# Requests
1. In the forum thread, update everything from "I went on a" down to "for unguarded bait." by substituting "vessel" for "boat", and give that section again.
2. From the entries, reproduce everything from the line containing "point-label-t6: Т6 [326, 99, 343, 114]" down to the line containing "point-marker[interactable] [332, 123, 338, 129]", including both of those lines.

# Text block
- - -
# Fishing Trip off California's Coast



## Jmugleston (Jun 26, 2011)

I went on a fishing charter off the coast of California for a few days. Every day before our arrival there was an average of nearly 10 barracuda per person. After two days, this is what was in my bag:





Not quite the cooler full of food I was anticipating returning with.

On an interesting note, I was the only one on the boat that knew how to safely restrain birds so when over zealous pelicans, cormorants, or gulls were tangled in lines I was able to help them out. 

This guy was a free loader that was trailing the boat looking for unguarded bait.


----------



## skippy (Jun 26, 2011)

you should have fished with me 

we've been getting limits of rockfish every day now since the season opened... no 'cudas though 

http://www.facebook.com/media/set/?set=a.1043237051899.8638.1554787753&l=7889ef321b


----------



## Jmugleston (Jun 26, 2011)

skippy said:


> you should have fished with me
> 
> we've been getting limits of rockfish every day now since the season opened... no 'cudas though
> 
> http://www.facebook.com/media/set/?set=a.1043237051899.8638.1554787753&l=7889ef321b


Ah man. I just looked at your photos. You're right. I need to go where you are next time. I'd prefer not to catch barracuda as I don't like the taste as much, but my brothers and dad were with me and they go for sport not taste. We just happened to be there the two days the weather was poor so nothing of any size was biting. Next time though.


----------



## Terry D (Jun 26, 2011)

Joey, While I'm sorry the fishing trip didn't quite go as well as planned, I'm glad there was someone out there on the boat to help out with feathered friends in peril. Did you see any interesting birds? Looking forward to doing a w coast pelagic trip one day. Most (actually nearly all) of those I'd see would be lifers.

Thanks for sharing,



T


----------



## Jmugleston (Jun 26, 2011)

Terry D said:


> Joey, While I'm sorry the fishing trip didn't quite go as well as planned, I'm glad there was someone out there on the boat to help out with feathered friends in peril. Did you see any interesting birds? Looking forward to doing a w coast pelagic trip one day. Most (actually nearly all) of those I'd see would be lifers.
> 
> Thanks for sharing,
> 
> ...


The main birds were California gulls, Blue herons, Brown pelicans, Night herons, and Cormorants. There were a few other gulls, but I'm not good at identifying gulls by sight. I have to go through my pictures to figure out which is which.


----------



## dtknow (Jun 26, 2011)

So how do you safely restrain and unhook a bird? I've heard to tuck the head beneath the wings but I assume that is after you remove the hook and then toss it as far from you as possible!


----------



## Jmugleston (Jun 27, 2011)
- - -
# Listed entries
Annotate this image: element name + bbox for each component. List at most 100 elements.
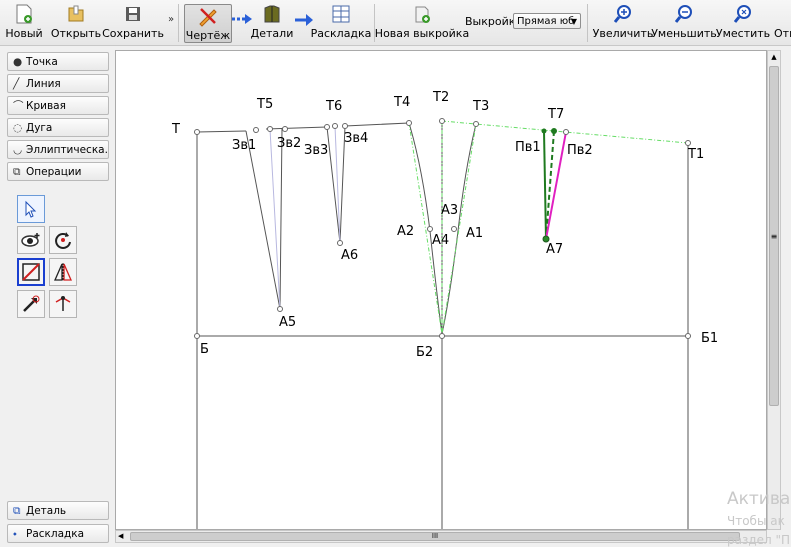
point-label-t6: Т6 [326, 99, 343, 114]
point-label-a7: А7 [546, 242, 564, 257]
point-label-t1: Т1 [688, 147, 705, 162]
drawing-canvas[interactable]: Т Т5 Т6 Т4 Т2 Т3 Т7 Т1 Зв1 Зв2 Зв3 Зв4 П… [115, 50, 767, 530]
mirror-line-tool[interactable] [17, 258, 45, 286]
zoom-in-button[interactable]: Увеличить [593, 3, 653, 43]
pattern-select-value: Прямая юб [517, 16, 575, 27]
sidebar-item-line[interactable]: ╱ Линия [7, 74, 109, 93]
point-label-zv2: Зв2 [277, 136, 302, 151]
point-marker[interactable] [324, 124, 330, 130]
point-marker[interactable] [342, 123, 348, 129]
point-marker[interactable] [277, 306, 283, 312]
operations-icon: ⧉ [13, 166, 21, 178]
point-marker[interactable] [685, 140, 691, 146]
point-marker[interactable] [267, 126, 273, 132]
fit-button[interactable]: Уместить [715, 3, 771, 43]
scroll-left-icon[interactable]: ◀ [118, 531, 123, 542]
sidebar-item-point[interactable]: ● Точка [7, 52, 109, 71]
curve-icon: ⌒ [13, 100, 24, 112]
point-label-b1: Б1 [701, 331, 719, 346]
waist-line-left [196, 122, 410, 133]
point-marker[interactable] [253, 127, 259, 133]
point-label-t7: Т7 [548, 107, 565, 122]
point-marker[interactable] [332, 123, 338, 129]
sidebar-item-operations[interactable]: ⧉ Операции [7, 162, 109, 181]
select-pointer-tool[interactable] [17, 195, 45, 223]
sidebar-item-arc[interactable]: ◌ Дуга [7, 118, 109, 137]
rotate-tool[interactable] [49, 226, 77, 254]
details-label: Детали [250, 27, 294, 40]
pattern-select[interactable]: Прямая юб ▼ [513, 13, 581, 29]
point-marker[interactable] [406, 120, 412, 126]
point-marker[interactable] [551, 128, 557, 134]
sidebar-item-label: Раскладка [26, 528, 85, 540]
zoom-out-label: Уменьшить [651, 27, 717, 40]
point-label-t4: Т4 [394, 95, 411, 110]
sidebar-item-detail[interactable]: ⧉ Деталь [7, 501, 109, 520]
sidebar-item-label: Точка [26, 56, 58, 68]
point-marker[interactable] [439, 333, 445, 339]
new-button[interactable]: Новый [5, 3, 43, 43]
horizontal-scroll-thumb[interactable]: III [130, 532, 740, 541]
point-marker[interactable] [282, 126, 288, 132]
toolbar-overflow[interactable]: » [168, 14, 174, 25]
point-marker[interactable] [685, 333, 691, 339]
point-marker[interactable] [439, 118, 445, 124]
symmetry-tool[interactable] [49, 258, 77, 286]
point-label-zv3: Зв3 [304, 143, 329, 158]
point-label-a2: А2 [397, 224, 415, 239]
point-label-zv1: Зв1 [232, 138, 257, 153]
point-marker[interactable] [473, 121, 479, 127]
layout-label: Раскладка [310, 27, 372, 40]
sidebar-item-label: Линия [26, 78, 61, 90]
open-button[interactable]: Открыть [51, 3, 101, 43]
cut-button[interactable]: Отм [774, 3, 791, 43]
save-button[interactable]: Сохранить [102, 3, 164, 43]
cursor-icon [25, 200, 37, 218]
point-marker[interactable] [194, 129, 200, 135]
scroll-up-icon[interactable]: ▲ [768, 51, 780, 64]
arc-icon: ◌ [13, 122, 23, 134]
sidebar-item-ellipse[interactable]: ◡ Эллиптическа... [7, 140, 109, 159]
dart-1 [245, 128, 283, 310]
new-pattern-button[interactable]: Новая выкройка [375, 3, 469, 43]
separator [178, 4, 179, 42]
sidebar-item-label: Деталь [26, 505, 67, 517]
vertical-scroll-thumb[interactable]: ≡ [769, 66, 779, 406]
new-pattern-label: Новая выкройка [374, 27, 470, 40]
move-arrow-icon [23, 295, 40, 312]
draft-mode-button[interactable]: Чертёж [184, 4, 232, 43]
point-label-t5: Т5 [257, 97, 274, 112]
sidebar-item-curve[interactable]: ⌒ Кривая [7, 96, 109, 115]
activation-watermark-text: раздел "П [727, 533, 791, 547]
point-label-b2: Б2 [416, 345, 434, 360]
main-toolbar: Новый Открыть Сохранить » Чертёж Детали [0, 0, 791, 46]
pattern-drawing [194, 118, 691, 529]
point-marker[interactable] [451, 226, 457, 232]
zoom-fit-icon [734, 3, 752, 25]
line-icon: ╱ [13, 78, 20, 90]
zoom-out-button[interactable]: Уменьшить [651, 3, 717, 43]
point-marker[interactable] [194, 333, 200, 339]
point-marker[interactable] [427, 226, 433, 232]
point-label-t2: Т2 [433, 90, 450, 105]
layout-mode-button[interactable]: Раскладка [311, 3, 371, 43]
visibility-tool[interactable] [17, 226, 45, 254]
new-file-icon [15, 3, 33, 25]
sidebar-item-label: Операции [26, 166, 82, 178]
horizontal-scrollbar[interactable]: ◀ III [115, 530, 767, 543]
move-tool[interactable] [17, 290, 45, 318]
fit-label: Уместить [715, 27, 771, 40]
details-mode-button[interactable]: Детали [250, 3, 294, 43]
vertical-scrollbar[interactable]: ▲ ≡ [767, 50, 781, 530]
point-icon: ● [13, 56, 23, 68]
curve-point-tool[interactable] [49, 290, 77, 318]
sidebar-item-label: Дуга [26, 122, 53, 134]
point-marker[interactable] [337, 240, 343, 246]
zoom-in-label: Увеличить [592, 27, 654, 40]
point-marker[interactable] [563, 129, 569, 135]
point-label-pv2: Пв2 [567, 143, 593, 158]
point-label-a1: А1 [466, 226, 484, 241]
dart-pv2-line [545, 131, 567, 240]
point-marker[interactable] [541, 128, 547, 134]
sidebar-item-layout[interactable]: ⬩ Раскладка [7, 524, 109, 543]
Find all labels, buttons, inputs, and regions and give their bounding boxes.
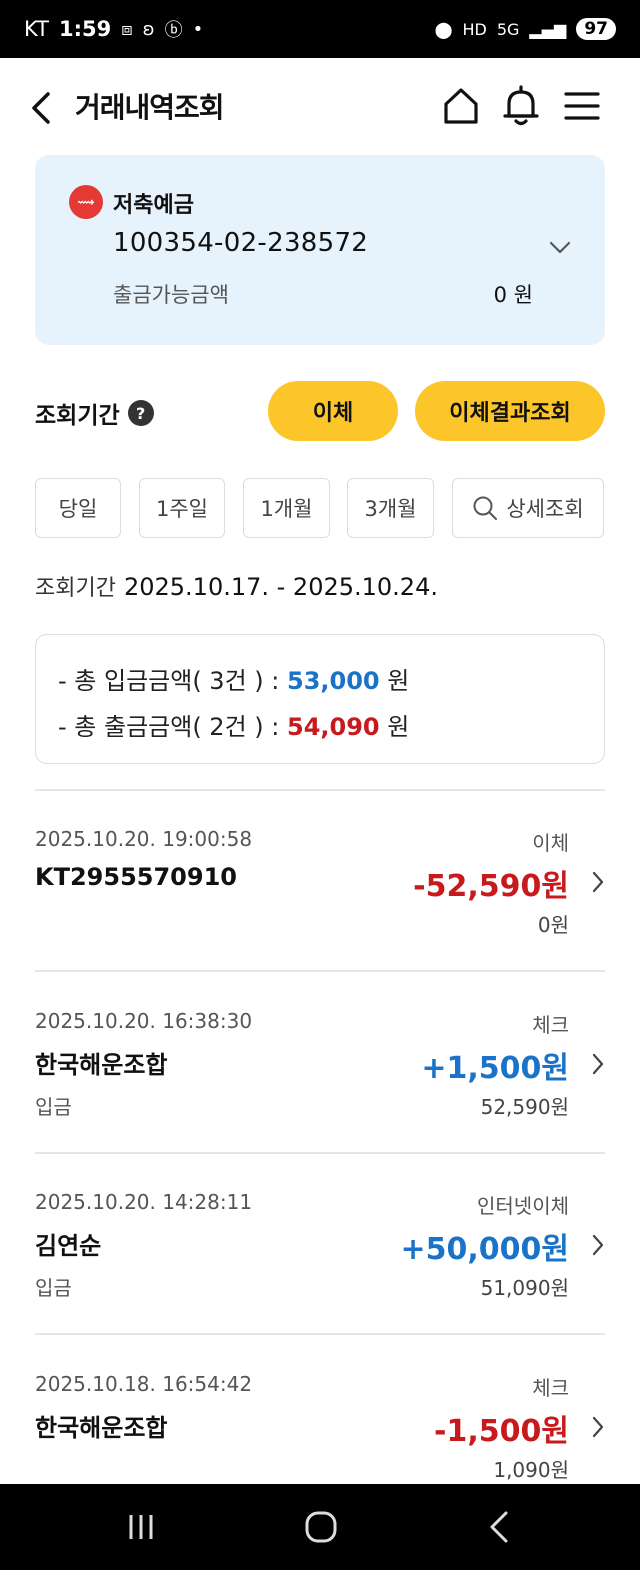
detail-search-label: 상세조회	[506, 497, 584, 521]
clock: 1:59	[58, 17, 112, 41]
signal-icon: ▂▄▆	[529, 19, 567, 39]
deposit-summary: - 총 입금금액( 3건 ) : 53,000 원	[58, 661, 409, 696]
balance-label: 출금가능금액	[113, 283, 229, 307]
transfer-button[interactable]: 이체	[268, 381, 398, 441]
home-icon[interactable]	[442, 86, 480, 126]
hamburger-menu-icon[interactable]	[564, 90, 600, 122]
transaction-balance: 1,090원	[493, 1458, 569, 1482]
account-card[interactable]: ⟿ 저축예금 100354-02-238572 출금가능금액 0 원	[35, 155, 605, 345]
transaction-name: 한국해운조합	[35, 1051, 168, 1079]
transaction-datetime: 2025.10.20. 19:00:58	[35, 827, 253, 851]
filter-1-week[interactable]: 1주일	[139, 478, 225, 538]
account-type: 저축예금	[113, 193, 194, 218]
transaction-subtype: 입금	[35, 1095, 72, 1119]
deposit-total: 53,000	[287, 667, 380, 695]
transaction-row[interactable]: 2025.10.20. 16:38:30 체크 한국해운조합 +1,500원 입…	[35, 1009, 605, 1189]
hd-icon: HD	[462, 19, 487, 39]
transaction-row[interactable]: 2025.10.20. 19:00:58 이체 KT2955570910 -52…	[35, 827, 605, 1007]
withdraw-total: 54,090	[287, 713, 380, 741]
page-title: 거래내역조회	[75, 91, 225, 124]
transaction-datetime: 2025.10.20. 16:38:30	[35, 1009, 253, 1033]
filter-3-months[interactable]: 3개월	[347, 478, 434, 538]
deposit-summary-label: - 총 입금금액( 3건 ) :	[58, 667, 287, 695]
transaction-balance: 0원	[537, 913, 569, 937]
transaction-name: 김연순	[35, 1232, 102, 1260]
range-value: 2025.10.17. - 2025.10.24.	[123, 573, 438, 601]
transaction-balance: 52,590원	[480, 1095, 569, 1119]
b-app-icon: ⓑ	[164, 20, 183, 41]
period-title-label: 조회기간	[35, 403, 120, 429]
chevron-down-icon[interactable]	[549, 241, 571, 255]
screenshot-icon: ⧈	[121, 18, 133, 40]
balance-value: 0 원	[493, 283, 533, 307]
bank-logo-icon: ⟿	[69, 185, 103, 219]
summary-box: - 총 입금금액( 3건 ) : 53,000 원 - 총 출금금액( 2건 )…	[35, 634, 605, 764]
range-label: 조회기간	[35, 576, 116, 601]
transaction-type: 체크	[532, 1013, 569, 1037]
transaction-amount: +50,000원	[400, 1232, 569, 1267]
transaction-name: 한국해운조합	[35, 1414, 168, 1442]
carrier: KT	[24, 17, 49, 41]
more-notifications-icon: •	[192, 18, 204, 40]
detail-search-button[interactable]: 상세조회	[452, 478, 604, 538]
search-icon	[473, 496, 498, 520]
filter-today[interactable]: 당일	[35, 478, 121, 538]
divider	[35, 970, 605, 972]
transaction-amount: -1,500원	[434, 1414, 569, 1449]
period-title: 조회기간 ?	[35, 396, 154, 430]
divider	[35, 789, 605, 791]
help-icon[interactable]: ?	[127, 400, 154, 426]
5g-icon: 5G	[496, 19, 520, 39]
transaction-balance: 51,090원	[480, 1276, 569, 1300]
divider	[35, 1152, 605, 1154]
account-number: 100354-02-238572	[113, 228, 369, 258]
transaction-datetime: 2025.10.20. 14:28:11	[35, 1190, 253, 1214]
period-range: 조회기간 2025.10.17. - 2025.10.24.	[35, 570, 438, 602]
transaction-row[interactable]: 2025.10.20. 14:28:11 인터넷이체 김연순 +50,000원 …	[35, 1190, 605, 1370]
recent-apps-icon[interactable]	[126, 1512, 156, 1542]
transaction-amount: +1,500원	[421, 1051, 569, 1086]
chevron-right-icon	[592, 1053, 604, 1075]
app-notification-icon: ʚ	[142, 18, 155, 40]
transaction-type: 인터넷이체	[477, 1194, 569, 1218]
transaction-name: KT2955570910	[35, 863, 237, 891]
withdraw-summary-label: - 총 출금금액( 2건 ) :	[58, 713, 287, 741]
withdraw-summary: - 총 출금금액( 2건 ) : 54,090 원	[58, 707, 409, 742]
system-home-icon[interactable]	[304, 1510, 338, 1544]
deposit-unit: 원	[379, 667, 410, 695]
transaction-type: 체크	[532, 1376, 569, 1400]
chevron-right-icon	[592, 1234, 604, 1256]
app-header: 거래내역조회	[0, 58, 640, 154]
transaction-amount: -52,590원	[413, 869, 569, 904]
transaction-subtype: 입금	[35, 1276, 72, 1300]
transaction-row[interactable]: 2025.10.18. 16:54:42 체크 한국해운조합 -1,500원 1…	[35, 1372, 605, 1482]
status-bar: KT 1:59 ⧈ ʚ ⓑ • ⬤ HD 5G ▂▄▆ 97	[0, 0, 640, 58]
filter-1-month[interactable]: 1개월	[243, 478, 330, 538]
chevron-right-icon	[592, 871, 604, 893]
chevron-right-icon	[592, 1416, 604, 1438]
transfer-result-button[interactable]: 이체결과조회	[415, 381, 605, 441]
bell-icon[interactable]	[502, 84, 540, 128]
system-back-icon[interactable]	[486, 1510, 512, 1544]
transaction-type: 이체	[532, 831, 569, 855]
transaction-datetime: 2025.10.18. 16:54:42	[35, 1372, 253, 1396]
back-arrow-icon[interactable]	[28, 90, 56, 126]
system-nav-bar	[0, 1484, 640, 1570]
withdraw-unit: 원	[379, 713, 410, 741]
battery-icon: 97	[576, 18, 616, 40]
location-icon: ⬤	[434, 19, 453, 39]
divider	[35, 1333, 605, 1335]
- - -
# Solutions for each task
1.
I went on a fishing charter off the coast of California for a few days. Every day before our arrival there was an average of nearly 10 barracuda per person. After two days, this is what was in my bag:





Not quite the cooler full of food I was anticipating returning with.

On an interesting note, I was the only one on the vessel that knew how to safely restrain birds so when over zealous pelicans, cormorants, or gulls were tangled in lines I was able to help them out. 

This guy was a free loader that was trailing the vessel looking for unguarded bait.

2.
point-label-t6: Т6 [326, 99, 343, 114]
point-label-a7: А7 [546, 242, 564, 257]
point-label-t1: Т1 [688, 147, 705, 162]
drawing-canvas[interactable]: Т Т5 Т6 Т4 Т2 Т3 Т7 Т1 Зв1 Зв2 Зв3 Зв4 П… [115, 50, 767, 530]
mirror-line-tool[interactable] [17, 258, 45, 286]
zoom-in-button[interactable]: Увеличить [593, 3, 653, 43]
pattern-select-value: Прямая юб [517, 16, 575, 27]
sidebar-item-line[interactable]: ╱ Линия [7, 74, 109, 93]
point-label-zv2: Зв2 [277, 136, 302, 151]
point-marker[interactable] [324, 124, 330, 130]
point-marker[interactable] [342, 123, 348, 129]
point-marker[interactable] [277, 306, 283, 312]
operations-icon: ⧉ [13, 166, 21, 178]
point-marker[interactable] [685, 140, 691, 146]
point-marker[interactable] [267, 126, 273, 132]
fit-button[interactable]: Уместить [715, 3, 771, 43]
scroll-left-icon[interactable]: ◀ [118, 531, 123, 542]
sidebar-item-point[interactable]: ● Точка [7, 52, 109, 71]
curve-icon: ⌒ [13, 100, 24, 112]
point-label-b1: Б1 [701, 331, 719, 346]
waist-line-left [196, 122, 410, 133]
point-marker[interactable] [253, 127, 259, 133]
point-label-t7: Т7 [548, 107, 565, 122]
point-marker[interactable] [332, 123, 338, 129]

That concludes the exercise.